- MATERIAL TO PROCESS:
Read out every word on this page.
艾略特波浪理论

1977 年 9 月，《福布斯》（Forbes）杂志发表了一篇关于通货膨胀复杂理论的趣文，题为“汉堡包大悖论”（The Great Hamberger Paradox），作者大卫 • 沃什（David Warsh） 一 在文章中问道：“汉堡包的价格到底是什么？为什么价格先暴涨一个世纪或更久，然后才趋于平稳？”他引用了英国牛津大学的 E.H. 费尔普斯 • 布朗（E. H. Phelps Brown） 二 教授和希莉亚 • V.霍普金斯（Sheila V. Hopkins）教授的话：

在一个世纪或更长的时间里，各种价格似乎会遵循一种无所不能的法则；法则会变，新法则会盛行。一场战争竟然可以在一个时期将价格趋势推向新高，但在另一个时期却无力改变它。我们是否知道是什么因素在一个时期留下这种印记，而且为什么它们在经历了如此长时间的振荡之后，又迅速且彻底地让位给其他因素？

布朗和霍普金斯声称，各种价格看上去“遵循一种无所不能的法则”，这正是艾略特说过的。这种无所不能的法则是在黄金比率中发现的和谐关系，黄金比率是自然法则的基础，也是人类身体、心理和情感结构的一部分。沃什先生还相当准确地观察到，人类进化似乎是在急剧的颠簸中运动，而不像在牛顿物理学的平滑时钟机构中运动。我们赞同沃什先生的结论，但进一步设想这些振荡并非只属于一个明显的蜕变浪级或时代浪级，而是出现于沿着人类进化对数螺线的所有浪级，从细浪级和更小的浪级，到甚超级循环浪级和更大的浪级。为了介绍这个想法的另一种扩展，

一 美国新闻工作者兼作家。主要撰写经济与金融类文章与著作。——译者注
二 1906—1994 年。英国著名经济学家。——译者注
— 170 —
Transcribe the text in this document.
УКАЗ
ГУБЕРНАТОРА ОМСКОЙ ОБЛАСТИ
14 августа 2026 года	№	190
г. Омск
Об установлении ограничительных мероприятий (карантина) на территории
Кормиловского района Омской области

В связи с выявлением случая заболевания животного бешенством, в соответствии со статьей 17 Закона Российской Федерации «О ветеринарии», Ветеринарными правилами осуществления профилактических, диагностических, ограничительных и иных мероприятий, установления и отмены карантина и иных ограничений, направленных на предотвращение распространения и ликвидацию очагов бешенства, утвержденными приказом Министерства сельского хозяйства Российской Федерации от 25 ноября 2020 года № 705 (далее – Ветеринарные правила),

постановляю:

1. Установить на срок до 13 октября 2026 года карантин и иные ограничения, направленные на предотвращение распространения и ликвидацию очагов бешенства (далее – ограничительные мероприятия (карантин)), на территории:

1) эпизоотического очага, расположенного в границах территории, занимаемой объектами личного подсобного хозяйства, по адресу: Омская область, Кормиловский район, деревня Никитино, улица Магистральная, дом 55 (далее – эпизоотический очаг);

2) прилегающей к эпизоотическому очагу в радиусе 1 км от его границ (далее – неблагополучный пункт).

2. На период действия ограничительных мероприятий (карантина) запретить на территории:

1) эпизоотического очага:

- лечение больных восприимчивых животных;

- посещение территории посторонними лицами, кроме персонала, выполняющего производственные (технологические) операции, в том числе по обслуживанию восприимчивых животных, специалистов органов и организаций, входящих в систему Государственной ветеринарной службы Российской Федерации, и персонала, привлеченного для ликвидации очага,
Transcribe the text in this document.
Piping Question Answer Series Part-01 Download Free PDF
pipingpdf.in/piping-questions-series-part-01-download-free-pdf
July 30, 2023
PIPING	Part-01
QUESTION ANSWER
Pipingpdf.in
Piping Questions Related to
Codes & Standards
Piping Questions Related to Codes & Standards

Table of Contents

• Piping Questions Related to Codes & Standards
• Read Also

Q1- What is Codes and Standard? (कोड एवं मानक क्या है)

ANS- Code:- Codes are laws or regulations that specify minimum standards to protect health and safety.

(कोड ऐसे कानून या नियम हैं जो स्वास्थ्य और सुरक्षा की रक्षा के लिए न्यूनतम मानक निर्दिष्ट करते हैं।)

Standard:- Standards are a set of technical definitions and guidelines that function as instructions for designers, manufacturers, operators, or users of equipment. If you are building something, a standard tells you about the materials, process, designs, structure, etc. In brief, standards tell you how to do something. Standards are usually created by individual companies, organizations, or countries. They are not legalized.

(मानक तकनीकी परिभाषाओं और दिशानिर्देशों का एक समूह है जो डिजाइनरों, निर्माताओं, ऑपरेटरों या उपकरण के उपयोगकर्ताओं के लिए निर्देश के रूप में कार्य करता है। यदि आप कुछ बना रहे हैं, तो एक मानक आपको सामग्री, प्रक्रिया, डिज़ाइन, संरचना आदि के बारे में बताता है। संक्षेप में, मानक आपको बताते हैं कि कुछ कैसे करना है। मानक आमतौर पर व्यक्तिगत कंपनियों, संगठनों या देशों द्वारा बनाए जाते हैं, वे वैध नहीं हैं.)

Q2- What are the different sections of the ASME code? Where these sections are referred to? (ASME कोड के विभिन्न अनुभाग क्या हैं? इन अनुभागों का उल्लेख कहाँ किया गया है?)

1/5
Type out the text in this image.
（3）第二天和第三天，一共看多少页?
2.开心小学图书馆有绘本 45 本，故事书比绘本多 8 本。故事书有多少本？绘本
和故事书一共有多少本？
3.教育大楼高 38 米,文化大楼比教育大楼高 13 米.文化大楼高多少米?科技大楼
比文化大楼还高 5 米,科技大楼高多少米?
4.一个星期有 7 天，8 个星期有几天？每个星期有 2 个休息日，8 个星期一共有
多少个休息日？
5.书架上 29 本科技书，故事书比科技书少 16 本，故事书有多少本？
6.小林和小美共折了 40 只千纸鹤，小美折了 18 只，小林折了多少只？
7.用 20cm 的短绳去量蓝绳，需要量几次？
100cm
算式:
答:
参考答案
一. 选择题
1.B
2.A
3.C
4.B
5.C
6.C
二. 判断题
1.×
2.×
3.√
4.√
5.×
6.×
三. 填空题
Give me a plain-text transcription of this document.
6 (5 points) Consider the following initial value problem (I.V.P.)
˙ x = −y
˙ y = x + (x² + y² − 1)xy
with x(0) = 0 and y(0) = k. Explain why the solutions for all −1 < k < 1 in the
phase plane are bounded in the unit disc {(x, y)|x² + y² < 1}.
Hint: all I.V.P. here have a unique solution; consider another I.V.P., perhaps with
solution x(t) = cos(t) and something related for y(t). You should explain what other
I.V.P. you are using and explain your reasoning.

- STATED TASK: Transcribe every entry word for word.

- SOLUTION TO THIS EXERCISE:
Read out every word on this page.
艾略特波浪理论

1977 年 9 月，《福布斯》（Forbes）杂志发表了一篇关于通货膨胀复杂理论的趣文，题为“汉堡包大悖论”（The Great Hamberger Paradox），作者大卫 • 沃什（David Warsh） 一 在文章中问道：“汉堡包的价格到底是什么？为什么价格先暴涨一个世纪或更久，然后才趋于平稳？”他引用了英国牛津大学的 E.H. 费尔普斯 • 布朗（E. H. Phelps Brown） 二 教授和希莉亚 • V.霍普金斯（Sheila V. Hopkins）教授的话：

在一个世纪或更长的时间里，各种价格似乎会遵循一种无所不能的法则；法则会变，新法则会盛行。一场战争竟然可以在一个时期将价格趋势推向新高，但在另一个时期却无力改变它。我们是否知道是什么因素在一个时期留下这种印记，而且为什么它们在经历了如此长时间的振荡之后，又迅速且彻底地让位给其他因素？

布朗和霍普金斯声称，各种价格看上去“遵循一种无所不能的法则”，这正是艾略特说过的。这种无所不能的法则是在黄金比率中发现的和谐关系，黄金比率是自然法则的基础，也是人类身体、心理和情感结构的一部分。沃什先生还相当准确地观察到，人类进化似乎是在急剧的颠簸中运动，而不像在牛顿物理学的平滑时钟机构中运动。我们赞同沃什先生的结论，但进一步设想这些振荡并非只属于一个明显的蜕变浪级或时代浪级，而是出现于沿着人类进化对数螺线的所有浪级，从细浪级和更小的浪级，到甚超级循环浪级和更大的浪级。为了介绍这个想法的另一种扩展，

一 美国新闻工作者兼作家。主要撰写经济与金融类文章与著作。——译者注
二 1906—1994 年。英国著名经济学家。——译者注
— 170 —
Transcribe the text in this document.
УКАЗ
ГУБЕРНАТОРА ОМСКОЙ ОБЛАСТИ
14 августа 2026 года	№	190
г. Омск
Об установлении ограничительных мероприятий (карантина) на территории
Кормиловского района Омской области

В связи с выявлением случая заболевания животного бешенством, в соответствии со статьей 17 Закона Российской Федерации «О ветеринарии», Ветеринарными правилами осуществления профилактических, диагностических, ограничительных и иных мероприятий, установления и отмены карантина и иных ограничений, направленных на предотвращение распространения и ликвидацию очагов бешенства, утвержденными приказом Министерства сельского хозяйства Российской Федерации от 25 ноября 2020 года № 705 (далее – Ветеринарные правила),

постановляю:

1. Установить на срок до 13 октября 2026 года карантин и иные ограничения, направленные на предотвращение распространения и ликвидацию очагов бешенства (далее – ограничительные мероприятия (карантин)), на территории:

1) эпизоотического очага, расположенного в границах территории, занимаемой объектами личного подсобного хозяйства, по адресу: Омская область, Кормиловский район, деревня Никитино, улица Магистральная, дом 55 (далее – эпизоотический очаг);

2) прилегающей к эпизоотическому очагу в радиусе 1 км от его границ (далее – неблагополучный пункт).

2. На период действия ограничительных мероприятий (карантина) запретить на территории:

1) эпизоотического очага:

- лечение больных восприимчивых животных;

- посещение территории посторонними лицами, кроме персонала, выполняющего производственные (технологические) операции, в том числе по обслуживанию восприимчивых животных, специалистов органов и организаций, входящих в систему Государственной ветеринарной службы Российской Федерации, и персонала, привлеченного для ликвидации очага,
Transcribe the text in this document.
Piping Question Answer Series Part-01 Download Free PDF
pipingpdf.in/piping-questions-series-part-01-download-free-pdf
July 30, 2023
PIPING	Part-01
QUESTION ANSWER
Pipingpdf.in
Piping Questions Related to
Codes & Standards
Piping Questions Related to Codes & Standards

Table of Contents

• Piping Questions Related to Codes & Standards
• Read Also

Q1- What is Codes and Standard? (कोड एवं मानक क्या है)

ANS- Code:- Codes are laws or regulations that specify minimum standards to protect health and safety.

(कोड ऐसे कानून या नियम हैं जो स्वास्थ्य और सुरक्षा की रक्षा के लिए न्यूनतम मानक निर्दिष्ट करते हैं।)

Standard:- Standards are a set of technical definitions and guidelines that function as instructions for designers, manufacturers, operators, or users of equipment. If you are building something, a standard tells you about the materials, process, designs, structure, etc. In brief, standards tell you how to do something. Standards are usually created by individual companies, organizations, or countries. They are not legalized.

(मानक तकनीकी परिभाषाओं और दिशानिर्देशों का एक समूह है जो डिजाइनरों, निर्माताओं, ऑपरेटरों या उपकरण के उपयोगकर्ताओं के लिए निर्देश के रूप में कार्य करता है। यदि आप कुछ बना रहे हैं, तो एक मानक आपको सामग्री, प्रक्रिया, डिज़ाइन, संरचना आदि के बारे में बताता है। संक्षेप में, मानक आपको बताते हैं कि कुछ कैसे करना है। मानक आमतौर पर व्यक्तिगत कंपनियों, संगठनों या देशों द्वारा बनाए जाते हैं, वे वैध नहीं हैं.)

Q2- What are the different sections of the ASME code? Where these sections are referred to? (ASME कोड के विभिन्न अनुभाग क्या हैं? इन अनुभागों का उल्लेख कहाँ किया गया है?)

1/5
Type out the text in this image.
（3）第二天和第三天，一共看多少页?
2.开心小学图书馆有绘本 45 本，故事书比绘本多 8 本。故事书有多少本？绘本
和故事书一共有多少本？
3.教育大楼高 38 米,文化大楼比教育大楼高 13 米.文化大楼高多少米?科技大楼
比文化大楼还高 5 米,科技大楼高多少米?
4.一个星期有 7 天，8 个星期有几天？每个星期有 2 个休息日，8 个星期一共有
多少个休息日？
5.书架上 29 本科技书，故事书比科技书少 16 本，故事书有多少本？
6.小林和小美共折了 40 只千纸鹤，小美折了 18 只，小林折了多少只？
7.用 20cm 的短绳去量蓝绳，需要量几次？
100cm
算式:
答:
参考答案
一. 选择题
1.B
2.A
3.C
4.B
5.C
6.C
二. 判断题
1.×
2.×
3.√
4.√
5.×
6.×
三. 填空题
Give me a plain-text transcription of this document.
6 (5 points) Consider the following initial value problem (I.V.P.)
˙ x = −y
˙ y = x + (x² + y² − 1)xy
with x(0) = 0 and y(0) = k. Explain why the solutions for all −1 < k < 1 in the
phase plane are bounded in the unit disc {(x, y)|x² + y² < 1}.
Hint: all I.V.P. here have a unique solution; consider another I.V.P., perhaps with
solution x(t) = cos(t) and something related for y(t). You should explain what other
I.V.P. you are using and explain your reasoning.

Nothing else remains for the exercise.